● **Extracted material**
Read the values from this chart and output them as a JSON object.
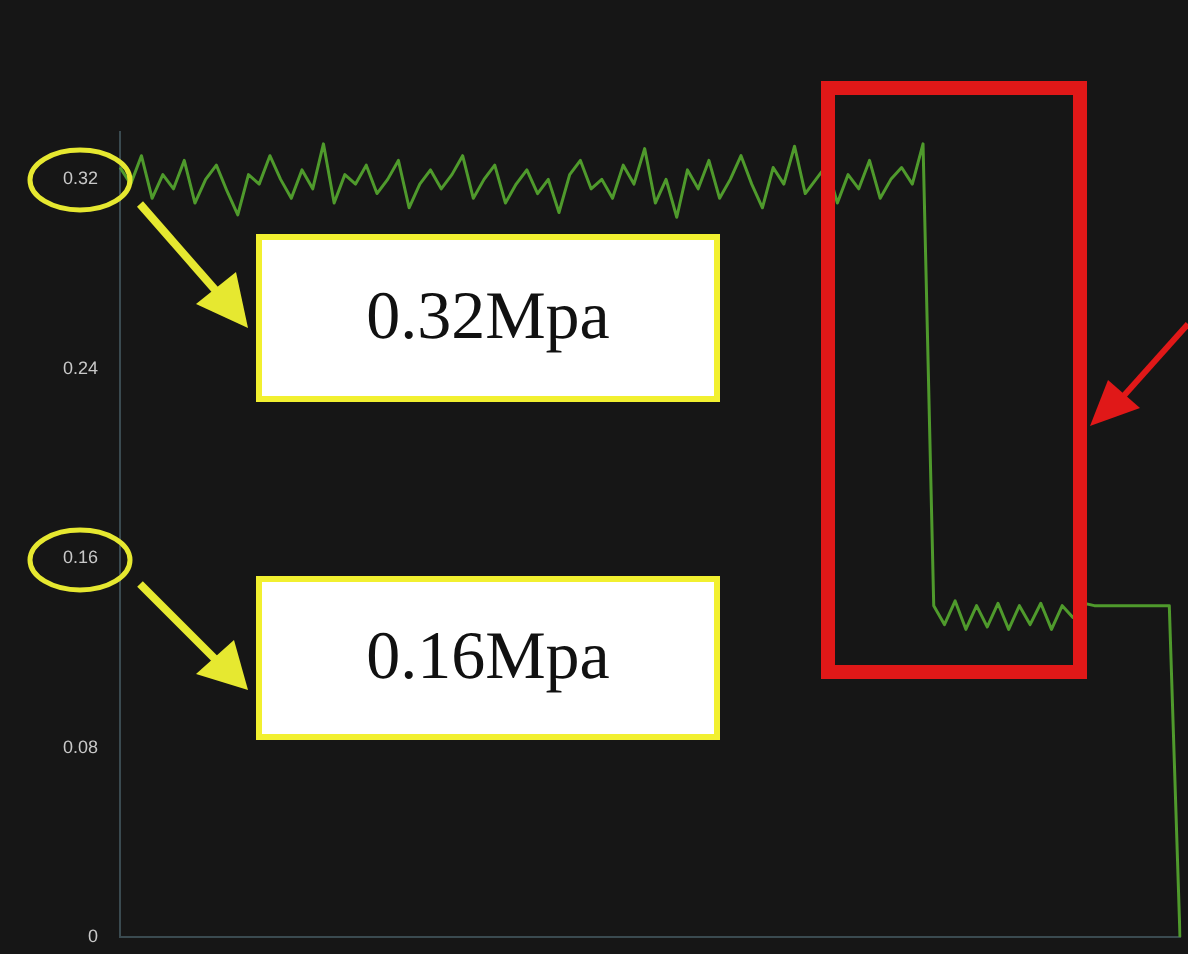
{
  "chart_data": {
    "type": "line",
    "categories": [
      null,
      null,
      null,
      null,
      null,
      null,
      null,
      null,
      null,
      null,
      null,
      null,
      null,
      null,
      null,
      null,
      null,
      null,
      null,
      null,
      null,
      null,
      null,
      null,
      null,
      null,
      null,
      null,
      null,
      null,
      null,
      null,
      null,
      null,
      null,
      null,
      null,
      null,
      null,
      null,
      null,
      null,
      null,
      null,
      null,
      null,
      null,
      null,
      null,
      null,
      null,
      null,
      null,
      null,
      null,
      null,
      null,
      null,
      null,
      null,
      null,
      null,
      null,
      null,
      null,
      null,
      null,
      null,
      null,
      null,
      null,
      null,
      null,
      null,
      null,
      null,
      null,
      null,
      null,
      null,
      null,
      null,
      null,
      null,
      null,
      null,
      null,
      null,
      null,
      null,
      null,
      null,
      null,
      null,
      null,
      null,
      null,
      null,
      null,
      null
    ],
    "series": [
      {
        "color": "#4f9a2c",
        "values": [
          0.325,
          0.318,
          0.33,
          0.312,
          0.322,
          0.316,
          0.328,
          0.31,
          0.32,
          0.326,
          0.315,
          0.305,
          0.322,
          0.318,
          0.33,
          0.32,
          0.312,
          0.324,
          0.316,
          0.335,
          0.31,
          0.322,
          0.318,
          0.326,
          0.314,
          0.32,
          0.328,
          0.308,
          0.318,
          0.324,
          0.316,
          0.322,
          0.33,
          0.312,
          0.32,
          0.326,
          0.31,
          0.318,
          0.324,
          0.314,
          0.32,
          0.306,
          0.322,
          0.328,
          0.316,
          0.32,
          0.312,
          0.326,
          0.318,
          0.333,
          0.31,
          0.32,
          0.304,
          0.324,
          0.316,
          0.328,
          0.312,
          0.32,
          0.33,
          0.318,
          0.308,
          0.325,
          0.318,
          0.334,
          0.314,
          0.32,
          0.326,
          0.31,
          0.322,
          0.316,
          0.328,
          0.312,
          0.32,
          0.325,
          0.318,
          0.335,
          0.14,
          0.132,
          0.142,
          0.13,
          0.14,
          0.131,
          0.141,
          0.13,
          0.14,
          0.132,
          0.141,
          0.13,
          0.14,
          0.135,
          0.141,
          0.14,
          0.14,
          0.14,
          0.14,
          0.14,
          0.14,
          0.14,
          0.14,
          0
        ]
      }
    ],
    "ylim": [
      0,
      0.34
    ],
    "yticks": [
      0,
      0.08,
      0.16,
      0.24,
      0.32
    ],
    "tick_labels": "y",
    "grid": false,
    "legend": false,
    "marker": "none",
    "line_style": "solid",
    "annotations": [
      "0.32Mpa",
      "0.16Mpa"
    ]
  }
}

● **Exercise description**
Take every line containing the word "values" and copy it.

● **Finished task**
Read the values from this chart and output them as a JSON object.
        "values": [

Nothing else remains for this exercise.